··· Records shown

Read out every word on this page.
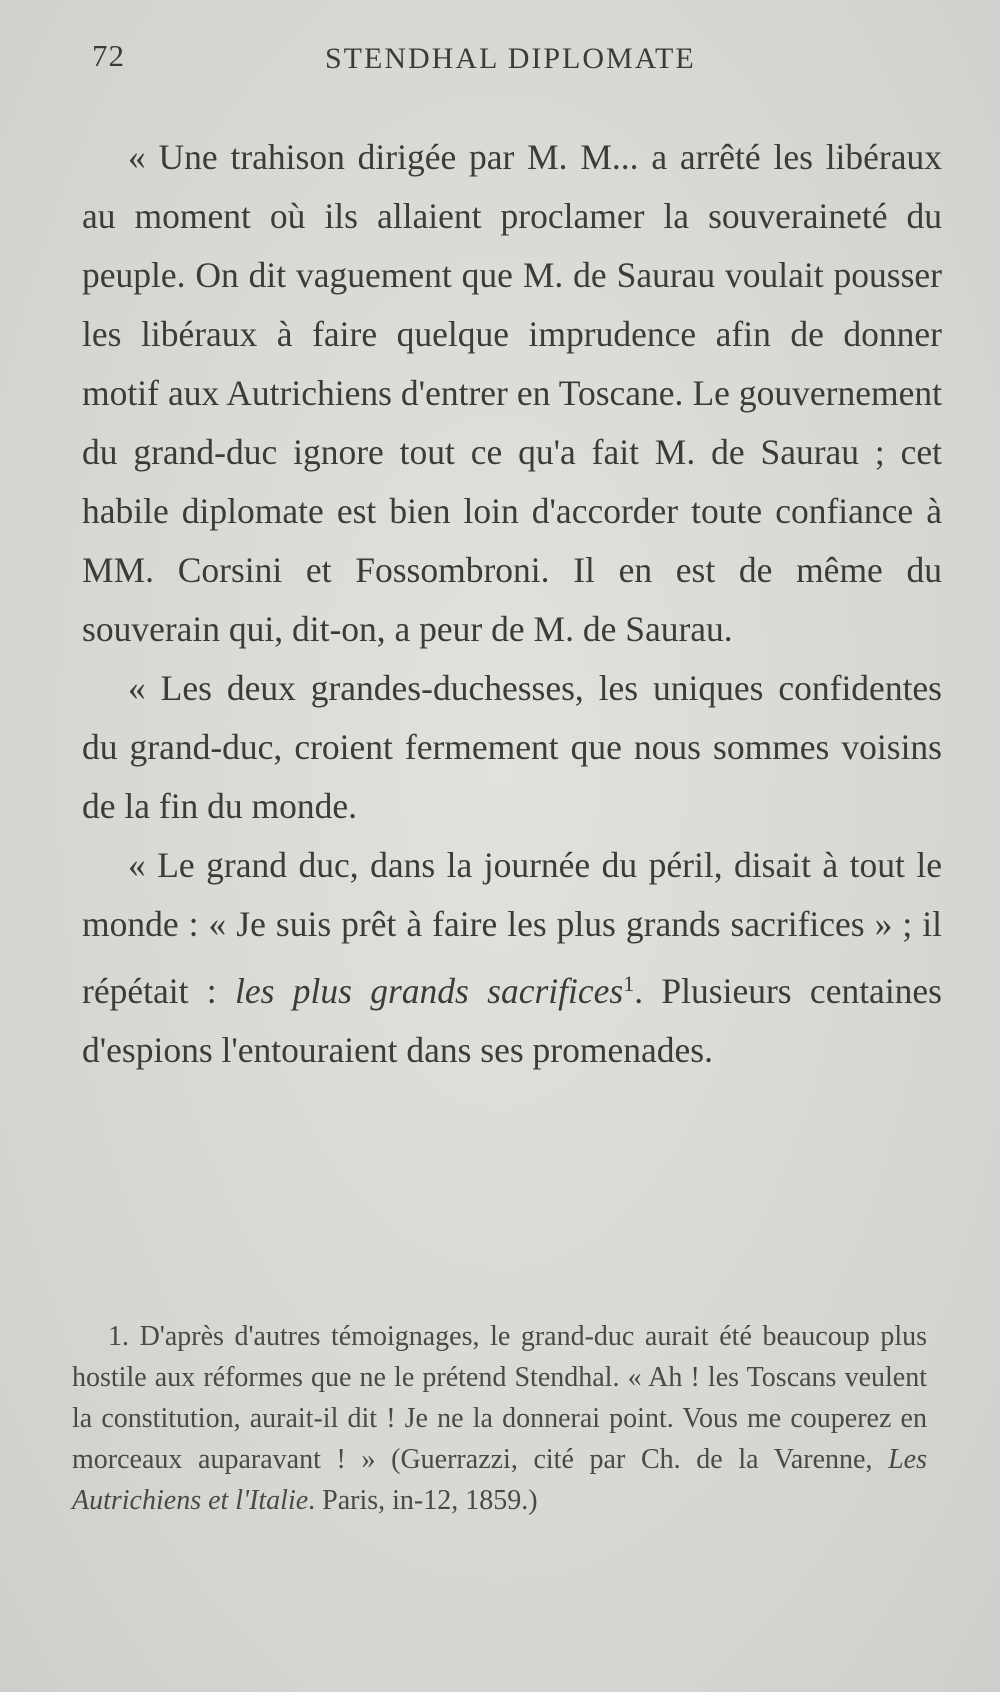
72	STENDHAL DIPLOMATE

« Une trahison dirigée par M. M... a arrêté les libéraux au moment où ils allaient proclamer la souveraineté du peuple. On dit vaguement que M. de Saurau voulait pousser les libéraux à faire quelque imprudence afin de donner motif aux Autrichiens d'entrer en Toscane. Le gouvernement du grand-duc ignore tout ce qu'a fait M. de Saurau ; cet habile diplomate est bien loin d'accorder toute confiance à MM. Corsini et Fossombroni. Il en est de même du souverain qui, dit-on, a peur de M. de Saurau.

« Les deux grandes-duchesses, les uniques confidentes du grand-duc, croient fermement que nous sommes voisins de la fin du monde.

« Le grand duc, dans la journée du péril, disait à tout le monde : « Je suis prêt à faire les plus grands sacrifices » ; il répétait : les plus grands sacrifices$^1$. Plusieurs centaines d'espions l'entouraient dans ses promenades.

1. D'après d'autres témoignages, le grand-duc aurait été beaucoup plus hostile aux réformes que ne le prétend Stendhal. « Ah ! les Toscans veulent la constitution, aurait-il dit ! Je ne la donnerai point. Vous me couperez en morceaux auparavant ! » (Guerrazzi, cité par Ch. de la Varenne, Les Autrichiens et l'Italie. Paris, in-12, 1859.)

······
··· Records shown

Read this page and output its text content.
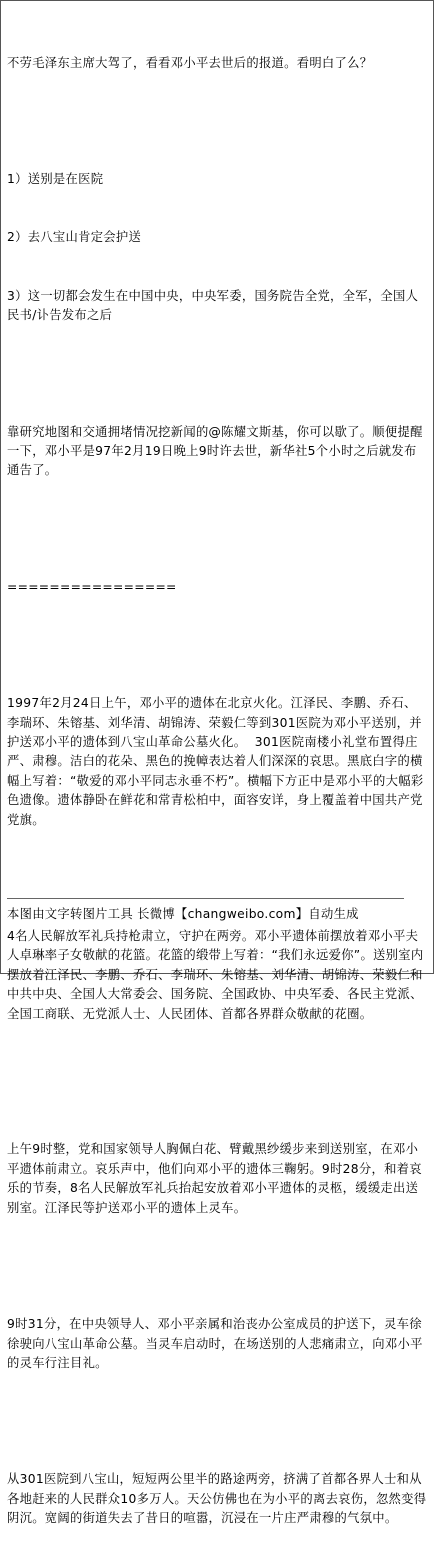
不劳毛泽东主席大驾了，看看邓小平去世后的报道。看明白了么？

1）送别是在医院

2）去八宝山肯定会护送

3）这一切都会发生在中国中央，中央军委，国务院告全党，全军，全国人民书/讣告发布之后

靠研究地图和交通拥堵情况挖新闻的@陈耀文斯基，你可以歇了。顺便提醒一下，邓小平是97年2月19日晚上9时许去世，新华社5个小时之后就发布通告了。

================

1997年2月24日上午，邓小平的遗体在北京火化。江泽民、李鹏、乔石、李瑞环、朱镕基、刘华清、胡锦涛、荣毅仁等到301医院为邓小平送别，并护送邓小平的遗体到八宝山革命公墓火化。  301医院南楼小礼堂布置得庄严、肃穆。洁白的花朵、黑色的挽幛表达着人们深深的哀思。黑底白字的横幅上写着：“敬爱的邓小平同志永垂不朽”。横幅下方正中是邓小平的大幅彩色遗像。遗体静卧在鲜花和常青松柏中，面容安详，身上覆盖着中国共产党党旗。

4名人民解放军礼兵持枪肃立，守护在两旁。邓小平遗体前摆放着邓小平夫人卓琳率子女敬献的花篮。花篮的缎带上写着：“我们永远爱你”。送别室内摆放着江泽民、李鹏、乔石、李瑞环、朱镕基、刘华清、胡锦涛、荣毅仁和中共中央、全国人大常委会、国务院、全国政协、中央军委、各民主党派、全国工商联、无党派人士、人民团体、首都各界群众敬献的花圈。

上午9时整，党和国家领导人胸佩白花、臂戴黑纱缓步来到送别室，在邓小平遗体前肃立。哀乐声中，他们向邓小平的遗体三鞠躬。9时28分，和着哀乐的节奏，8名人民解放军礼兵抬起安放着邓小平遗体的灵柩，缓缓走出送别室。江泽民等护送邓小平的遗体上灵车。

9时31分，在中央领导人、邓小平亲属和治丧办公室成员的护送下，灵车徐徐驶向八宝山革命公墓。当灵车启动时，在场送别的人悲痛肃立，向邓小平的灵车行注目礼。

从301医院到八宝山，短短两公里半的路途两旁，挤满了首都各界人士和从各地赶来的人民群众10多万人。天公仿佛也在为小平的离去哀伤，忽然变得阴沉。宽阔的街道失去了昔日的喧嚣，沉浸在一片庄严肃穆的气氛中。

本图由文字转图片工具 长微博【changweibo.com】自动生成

······

§ Task requirements
Find the lines above that include the string "page" and copy them.

§ Output below
Read out every word on this page.
Read this page and output its text content.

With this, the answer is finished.